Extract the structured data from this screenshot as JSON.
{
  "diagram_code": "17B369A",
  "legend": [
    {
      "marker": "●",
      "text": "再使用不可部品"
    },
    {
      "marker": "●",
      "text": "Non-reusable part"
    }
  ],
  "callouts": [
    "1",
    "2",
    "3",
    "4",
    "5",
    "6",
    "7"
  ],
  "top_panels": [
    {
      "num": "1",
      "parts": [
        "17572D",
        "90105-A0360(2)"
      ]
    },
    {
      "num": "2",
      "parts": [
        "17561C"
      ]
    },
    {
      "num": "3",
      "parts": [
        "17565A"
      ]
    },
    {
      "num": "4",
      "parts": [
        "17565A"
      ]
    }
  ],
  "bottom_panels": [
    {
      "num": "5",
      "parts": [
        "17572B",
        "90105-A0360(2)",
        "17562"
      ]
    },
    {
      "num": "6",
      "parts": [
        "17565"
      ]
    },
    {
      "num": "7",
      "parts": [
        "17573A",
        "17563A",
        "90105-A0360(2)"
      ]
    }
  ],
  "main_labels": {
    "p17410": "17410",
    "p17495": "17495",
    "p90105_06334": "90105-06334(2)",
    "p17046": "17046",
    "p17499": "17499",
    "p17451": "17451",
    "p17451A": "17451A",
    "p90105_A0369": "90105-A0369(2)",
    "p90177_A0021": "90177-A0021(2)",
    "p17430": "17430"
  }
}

Goal of the exercise | Repeat the preceding lines exactly, please, every one of them.

In response |
Extract the structured data from this screenshot as JSON.
{
  "diagram_code": "17B369A",
  "legend": [
    {
      "marker": "●",
      "text": "再使用不可部品"
    },
    {
      "marker": "●",
      "text": "Non-reusable part"
    }
  ],
  "callouts": [
    "1",
    "2",
    "3",
    "4",
    "5",
    "6",
    "7"
  ],
  "top_panels": [
    {
      "num": "1",
      "parts": [
        "17572D",
        "90105-A0360(2)"
      ]
    },
    {
      "num": "2",
      "parts": [
        "17561C"
      ]
    },
    {
      "num": "3",
      "parts": [
        "17565A"
      ]
    },
    {
      "num": "4",
      "parts": [
        "17565A"
      ]
    }
  ],
  "bottom_panels": [
    {
      "num": "5",
      "parts": [
        "17572B",
        "90105-A0360(2)",
        "17562"
      ]
    },
    {
      "num": "6",
      "parts": [
        "17565"
      ]
    },
    {
      "num": "7",
      "parts": [
        "17573A",
        "17563A",
        "90105-A0360(2)"
      ]
    }
  ],
  "main_labels": {
    "p17410": "17410",
    "p17495": "17495",
    "p90105_06334": "90105-06334(2)",
    "p17046": "17046",
    "p17499": "17499",
    "p17451": "17451",
    "p17451A": "17451A",
    "p90105_A0369": "90105-A0369(2)",
    "p90177_A0021": "90177-A0021(2)",
    "p17430": "17430"
  }
}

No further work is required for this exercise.